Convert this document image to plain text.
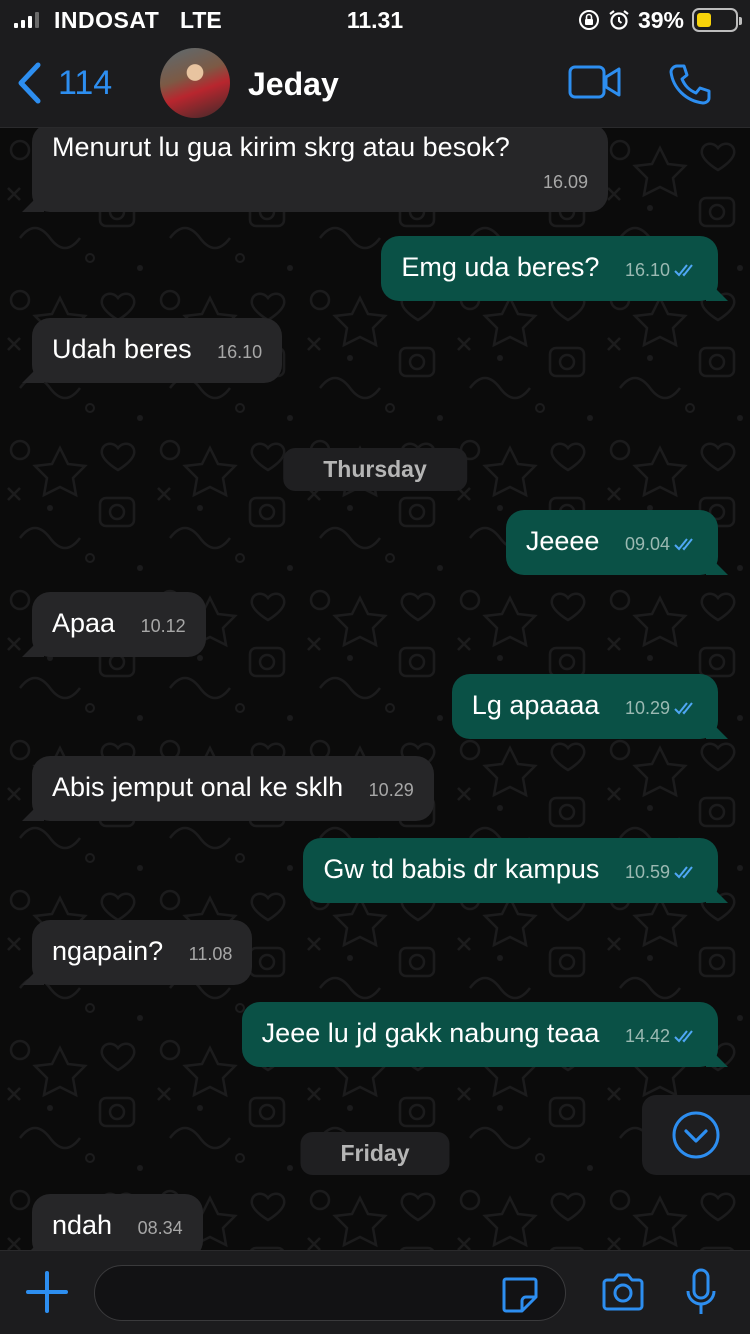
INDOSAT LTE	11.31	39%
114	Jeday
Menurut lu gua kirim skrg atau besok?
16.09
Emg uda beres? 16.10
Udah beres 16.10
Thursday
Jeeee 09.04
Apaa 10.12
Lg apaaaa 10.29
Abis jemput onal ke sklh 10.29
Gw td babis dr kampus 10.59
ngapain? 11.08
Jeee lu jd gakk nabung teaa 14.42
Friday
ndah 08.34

...

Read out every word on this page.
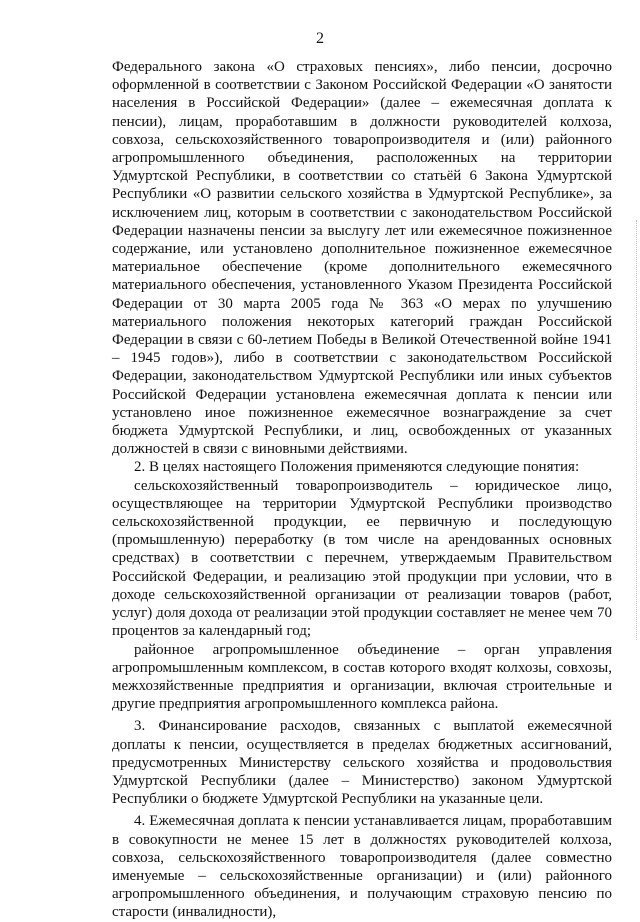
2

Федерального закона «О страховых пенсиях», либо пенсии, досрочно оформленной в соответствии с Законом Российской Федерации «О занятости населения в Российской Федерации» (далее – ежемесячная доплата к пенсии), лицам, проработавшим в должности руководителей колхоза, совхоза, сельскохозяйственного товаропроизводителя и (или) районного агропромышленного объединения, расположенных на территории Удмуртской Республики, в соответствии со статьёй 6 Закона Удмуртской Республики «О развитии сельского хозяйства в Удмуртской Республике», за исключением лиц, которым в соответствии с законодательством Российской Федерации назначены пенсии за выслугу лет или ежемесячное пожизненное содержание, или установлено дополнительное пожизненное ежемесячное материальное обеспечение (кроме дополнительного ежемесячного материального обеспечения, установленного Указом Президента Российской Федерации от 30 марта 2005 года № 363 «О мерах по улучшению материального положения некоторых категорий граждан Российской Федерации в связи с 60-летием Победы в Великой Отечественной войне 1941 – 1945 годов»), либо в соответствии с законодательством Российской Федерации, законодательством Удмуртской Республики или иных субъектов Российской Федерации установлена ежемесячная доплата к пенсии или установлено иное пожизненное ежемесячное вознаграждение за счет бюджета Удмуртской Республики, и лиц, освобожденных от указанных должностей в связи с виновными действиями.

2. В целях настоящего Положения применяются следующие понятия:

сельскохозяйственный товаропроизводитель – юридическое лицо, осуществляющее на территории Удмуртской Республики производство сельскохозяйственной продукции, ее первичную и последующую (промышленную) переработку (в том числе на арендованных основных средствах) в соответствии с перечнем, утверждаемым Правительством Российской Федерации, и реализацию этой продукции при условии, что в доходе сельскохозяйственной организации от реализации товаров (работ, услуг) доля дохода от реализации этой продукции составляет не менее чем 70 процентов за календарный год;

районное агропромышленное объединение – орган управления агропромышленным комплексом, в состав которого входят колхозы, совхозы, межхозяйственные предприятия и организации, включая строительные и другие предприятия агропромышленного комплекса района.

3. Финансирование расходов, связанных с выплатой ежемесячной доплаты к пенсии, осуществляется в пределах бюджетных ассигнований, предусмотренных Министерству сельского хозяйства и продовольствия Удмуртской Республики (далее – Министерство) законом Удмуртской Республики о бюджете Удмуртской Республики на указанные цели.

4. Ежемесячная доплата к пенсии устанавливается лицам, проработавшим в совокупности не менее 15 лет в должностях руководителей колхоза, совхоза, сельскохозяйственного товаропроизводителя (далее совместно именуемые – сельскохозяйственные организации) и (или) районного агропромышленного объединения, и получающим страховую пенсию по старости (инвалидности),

...

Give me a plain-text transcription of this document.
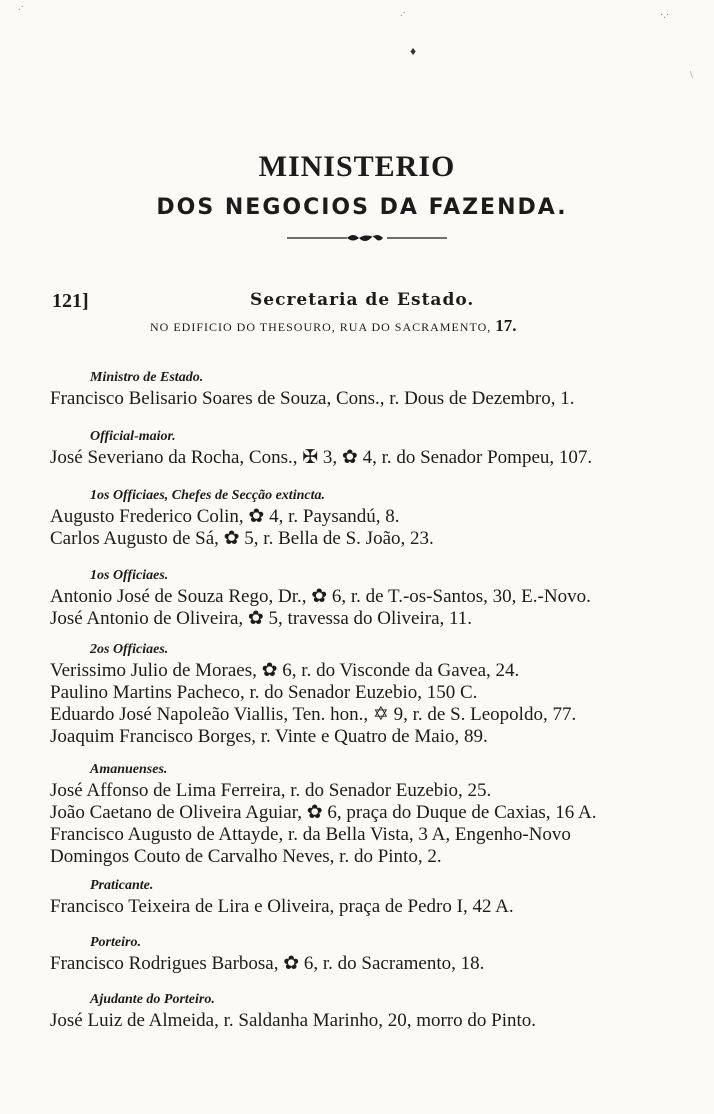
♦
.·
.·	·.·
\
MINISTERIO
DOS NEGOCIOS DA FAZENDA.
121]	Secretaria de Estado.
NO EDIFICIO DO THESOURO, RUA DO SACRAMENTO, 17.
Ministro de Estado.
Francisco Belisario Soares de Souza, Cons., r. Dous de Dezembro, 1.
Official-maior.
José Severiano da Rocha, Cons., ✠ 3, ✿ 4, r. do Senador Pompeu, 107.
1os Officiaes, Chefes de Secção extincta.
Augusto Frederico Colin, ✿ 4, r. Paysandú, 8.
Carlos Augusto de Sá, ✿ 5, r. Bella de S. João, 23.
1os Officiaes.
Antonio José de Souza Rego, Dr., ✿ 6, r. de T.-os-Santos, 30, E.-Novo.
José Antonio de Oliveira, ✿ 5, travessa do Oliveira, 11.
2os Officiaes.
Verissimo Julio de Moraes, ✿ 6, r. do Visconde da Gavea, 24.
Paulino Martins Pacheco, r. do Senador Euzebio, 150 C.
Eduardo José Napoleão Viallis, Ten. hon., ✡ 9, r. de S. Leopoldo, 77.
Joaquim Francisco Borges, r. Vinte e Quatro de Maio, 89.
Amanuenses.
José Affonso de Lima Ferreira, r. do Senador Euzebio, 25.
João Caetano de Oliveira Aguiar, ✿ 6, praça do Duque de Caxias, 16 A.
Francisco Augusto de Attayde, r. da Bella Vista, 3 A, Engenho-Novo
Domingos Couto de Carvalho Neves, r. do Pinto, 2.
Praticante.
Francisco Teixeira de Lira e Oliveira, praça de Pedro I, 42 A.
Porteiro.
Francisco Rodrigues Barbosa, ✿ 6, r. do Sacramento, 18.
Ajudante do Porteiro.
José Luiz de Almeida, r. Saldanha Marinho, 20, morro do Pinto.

## Your goal
Only the number is needed here: how many lines of the records contain "this"?

## Worked solution
3